Exercise:
Repeat the lines from the start of the records through the line holding "table-row-selected[interactable]: 2.0 2014-04-27", inclusive.

### Data listing

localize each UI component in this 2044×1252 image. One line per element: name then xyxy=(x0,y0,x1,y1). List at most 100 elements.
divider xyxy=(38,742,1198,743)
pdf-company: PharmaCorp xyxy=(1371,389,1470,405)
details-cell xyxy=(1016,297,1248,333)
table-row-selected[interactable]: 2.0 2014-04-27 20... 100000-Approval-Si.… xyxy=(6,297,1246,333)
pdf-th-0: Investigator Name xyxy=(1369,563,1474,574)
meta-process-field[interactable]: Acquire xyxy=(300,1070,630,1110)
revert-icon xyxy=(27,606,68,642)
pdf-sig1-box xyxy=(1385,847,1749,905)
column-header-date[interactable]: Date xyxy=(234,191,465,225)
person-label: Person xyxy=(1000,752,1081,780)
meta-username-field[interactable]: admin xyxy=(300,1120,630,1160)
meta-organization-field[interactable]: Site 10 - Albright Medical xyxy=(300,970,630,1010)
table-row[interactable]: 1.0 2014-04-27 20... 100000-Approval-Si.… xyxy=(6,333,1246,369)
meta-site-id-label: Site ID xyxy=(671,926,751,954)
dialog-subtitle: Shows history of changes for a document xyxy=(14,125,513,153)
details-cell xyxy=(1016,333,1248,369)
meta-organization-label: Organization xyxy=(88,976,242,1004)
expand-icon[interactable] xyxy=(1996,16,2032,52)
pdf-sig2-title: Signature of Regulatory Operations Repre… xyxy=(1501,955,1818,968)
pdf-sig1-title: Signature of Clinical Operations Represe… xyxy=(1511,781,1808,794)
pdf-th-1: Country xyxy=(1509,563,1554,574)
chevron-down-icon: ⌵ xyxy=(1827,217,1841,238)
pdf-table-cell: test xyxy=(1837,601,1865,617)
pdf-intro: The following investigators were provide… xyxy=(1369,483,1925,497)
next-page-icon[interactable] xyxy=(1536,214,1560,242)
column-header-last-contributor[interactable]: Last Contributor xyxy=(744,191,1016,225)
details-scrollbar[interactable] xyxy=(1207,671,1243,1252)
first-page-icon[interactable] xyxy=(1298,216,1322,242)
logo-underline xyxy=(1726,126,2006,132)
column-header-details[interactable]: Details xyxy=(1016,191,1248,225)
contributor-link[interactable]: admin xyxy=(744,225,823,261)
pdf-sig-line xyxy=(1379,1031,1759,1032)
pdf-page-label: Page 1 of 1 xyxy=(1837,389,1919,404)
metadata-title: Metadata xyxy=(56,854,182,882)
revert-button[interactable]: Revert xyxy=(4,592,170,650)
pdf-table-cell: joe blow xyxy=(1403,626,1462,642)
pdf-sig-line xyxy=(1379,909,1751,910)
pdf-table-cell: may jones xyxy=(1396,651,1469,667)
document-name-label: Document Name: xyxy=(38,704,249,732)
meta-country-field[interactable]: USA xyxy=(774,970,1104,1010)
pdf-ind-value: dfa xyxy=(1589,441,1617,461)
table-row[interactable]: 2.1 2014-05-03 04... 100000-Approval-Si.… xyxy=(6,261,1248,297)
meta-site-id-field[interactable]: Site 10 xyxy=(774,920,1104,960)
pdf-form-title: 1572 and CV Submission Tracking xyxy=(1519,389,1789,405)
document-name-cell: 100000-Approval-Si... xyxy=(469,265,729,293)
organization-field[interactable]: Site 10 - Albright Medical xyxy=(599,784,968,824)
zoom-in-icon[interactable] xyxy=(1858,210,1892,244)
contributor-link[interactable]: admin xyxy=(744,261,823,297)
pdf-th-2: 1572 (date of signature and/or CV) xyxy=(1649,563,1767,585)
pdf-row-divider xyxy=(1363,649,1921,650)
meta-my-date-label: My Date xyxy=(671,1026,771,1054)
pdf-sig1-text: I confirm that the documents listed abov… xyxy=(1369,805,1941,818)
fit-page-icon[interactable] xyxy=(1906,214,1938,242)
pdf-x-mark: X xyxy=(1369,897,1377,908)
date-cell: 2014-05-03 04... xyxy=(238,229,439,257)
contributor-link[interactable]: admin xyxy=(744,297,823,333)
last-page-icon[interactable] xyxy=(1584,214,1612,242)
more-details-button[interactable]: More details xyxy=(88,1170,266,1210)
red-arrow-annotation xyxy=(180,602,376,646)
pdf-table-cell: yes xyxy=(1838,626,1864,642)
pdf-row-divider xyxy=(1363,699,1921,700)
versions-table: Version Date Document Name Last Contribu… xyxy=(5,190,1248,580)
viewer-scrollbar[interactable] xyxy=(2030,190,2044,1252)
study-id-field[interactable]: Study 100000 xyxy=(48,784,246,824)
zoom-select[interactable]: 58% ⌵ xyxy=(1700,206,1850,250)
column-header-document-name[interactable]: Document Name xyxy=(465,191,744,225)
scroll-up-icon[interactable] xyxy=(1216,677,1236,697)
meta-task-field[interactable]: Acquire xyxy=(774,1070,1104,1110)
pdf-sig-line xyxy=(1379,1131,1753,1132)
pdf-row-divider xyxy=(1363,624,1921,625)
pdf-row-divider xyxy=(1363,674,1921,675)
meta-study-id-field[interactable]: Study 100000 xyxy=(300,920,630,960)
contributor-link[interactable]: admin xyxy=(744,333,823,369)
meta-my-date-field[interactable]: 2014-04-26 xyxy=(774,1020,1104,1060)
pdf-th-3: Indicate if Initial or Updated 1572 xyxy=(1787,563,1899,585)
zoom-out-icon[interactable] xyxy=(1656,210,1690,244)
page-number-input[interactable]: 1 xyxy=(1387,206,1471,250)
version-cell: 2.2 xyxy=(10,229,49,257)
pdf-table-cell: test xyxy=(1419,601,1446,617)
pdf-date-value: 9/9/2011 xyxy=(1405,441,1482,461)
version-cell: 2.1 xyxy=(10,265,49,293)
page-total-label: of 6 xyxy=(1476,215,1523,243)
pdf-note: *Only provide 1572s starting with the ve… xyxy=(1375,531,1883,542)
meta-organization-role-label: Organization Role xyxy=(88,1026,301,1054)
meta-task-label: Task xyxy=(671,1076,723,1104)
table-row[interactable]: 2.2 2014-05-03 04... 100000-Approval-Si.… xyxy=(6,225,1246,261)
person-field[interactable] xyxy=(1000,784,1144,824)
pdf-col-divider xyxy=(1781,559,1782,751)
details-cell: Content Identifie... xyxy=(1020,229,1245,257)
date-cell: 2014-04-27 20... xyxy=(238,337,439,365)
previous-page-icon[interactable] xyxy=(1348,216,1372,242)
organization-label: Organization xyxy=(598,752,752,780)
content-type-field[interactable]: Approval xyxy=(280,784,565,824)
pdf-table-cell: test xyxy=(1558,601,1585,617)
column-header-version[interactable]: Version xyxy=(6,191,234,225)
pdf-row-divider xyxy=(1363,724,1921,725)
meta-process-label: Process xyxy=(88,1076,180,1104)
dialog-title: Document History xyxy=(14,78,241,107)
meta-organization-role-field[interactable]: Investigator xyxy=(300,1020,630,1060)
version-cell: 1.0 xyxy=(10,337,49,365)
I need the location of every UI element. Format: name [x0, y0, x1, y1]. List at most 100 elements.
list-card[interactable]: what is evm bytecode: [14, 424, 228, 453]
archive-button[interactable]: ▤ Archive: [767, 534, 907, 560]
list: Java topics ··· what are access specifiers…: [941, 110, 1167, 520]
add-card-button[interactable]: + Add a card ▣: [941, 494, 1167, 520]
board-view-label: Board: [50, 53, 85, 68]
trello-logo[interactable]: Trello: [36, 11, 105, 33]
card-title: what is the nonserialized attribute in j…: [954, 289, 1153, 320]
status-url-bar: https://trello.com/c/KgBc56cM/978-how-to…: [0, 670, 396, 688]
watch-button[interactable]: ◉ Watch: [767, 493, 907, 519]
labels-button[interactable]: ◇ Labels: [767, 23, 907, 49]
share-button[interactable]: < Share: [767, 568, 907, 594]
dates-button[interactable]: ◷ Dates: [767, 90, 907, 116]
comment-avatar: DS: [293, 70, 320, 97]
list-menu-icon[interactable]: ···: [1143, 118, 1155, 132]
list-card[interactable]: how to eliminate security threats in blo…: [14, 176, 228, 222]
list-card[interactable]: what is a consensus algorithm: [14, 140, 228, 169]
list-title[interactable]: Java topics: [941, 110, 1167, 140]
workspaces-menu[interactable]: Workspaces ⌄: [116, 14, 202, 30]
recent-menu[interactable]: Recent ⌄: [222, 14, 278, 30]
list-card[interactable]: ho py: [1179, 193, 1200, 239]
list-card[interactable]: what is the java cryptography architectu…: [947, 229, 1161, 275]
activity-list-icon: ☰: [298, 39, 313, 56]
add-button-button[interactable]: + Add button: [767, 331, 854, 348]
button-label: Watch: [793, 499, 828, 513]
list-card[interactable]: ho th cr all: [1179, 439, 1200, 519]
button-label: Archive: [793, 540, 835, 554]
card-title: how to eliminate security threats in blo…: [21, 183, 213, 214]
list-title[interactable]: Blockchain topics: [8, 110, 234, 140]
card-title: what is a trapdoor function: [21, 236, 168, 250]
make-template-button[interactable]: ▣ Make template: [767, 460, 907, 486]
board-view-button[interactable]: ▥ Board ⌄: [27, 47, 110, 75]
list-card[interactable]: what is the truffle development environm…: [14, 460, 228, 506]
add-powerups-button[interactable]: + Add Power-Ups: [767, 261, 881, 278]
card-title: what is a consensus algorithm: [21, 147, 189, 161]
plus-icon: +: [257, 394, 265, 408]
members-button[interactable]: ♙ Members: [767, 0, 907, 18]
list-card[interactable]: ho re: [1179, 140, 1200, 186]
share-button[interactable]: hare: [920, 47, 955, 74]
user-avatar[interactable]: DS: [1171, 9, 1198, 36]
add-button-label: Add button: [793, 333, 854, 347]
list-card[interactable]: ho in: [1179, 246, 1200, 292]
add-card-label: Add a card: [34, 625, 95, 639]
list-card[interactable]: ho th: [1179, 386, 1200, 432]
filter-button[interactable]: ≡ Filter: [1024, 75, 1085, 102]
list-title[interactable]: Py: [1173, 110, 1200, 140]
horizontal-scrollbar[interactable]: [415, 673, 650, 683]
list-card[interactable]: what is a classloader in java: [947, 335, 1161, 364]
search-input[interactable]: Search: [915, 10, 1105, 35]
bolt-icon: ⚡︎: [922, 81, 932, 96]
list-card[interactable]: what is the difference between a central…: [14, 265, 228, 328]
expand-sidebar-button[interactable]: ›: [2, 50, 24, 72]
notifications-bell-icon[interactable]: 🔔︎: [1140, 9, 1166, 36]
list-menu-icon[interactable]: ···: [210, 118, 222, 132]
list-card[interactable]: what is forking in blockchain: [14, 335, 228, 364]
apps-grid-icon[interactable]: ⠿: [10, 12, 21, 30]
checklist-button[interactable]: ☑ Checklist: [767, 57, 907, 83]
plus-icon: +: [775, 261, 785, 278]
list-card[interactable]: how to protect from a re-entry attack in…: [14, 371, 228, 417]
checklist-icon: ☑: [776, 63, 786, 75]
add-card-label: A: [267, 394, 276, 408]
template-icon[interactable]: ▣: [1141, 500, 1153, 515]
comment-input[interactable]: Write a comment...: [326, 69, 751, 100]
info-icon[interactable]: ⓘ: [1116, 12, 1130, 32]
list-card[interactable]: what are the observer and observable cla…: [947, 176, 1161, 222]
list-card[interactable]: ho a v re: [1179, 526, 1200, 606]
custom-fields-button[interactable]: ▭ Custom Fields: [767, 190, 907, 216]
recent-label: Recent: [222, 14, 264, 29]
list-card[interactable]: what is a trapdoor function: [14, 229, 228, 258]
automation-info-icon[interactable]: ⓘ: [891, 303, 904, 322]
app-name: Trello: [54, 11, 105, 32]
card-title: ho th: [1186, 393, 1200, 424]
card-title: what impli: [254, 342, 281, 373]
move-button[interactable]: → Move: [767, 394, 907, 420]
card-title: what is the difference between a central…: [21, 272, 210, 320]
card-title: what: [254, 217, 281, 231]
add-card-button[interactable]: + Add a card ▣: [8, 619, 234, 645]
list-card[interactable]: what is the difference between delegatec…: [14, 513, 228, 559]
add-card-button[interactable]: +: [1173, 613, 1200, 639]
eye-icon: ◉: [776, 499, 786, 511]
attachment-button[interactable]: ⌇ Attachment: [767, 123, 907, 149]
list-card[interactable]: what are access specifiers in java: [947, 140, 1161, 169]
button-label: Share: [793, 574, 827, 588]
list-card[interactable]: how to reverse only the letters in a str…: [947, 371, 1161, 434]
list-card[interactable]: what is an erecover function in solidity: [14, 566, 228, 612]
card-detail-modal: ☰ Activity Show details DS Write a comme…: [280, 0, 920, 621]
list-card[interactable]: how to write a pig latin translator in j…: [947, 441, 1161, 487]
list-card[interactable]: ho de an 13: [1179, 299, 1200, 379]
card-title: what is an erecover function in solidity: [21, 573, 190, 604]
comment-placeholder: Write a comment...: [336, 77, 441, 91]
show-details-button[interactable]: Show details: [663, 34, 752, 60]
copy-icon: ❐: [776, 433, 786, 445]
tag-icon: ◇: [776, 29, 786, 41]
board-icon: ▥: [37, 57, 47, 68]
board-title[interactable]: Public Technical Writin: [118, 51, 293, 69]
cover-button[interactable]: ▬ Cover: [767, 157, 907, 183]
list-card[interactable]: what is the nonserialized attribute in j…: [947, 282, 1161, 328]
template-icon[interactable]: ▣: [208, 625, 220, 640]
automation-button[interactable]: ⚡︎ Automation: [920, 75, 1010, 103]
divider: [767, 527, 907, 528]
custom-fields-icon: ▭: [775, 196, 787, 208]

######

Correct answer:
localize each UI component in this 2044×1252 image. One line per element: name then xyxy=(x0,y0,x1,y1). List at most 100 elements.
divider xyxy=(38,742,1198,743)
pdf-company: PharmaCorp xyxy=(1371,389,1470,405)
details-cell xyxy=(1016,297,1248,333)
table-row-selected[interactable]: 2.0 2014-04-27 20... 100000-Approval-Si.… xyxy=(6,297,1246,333)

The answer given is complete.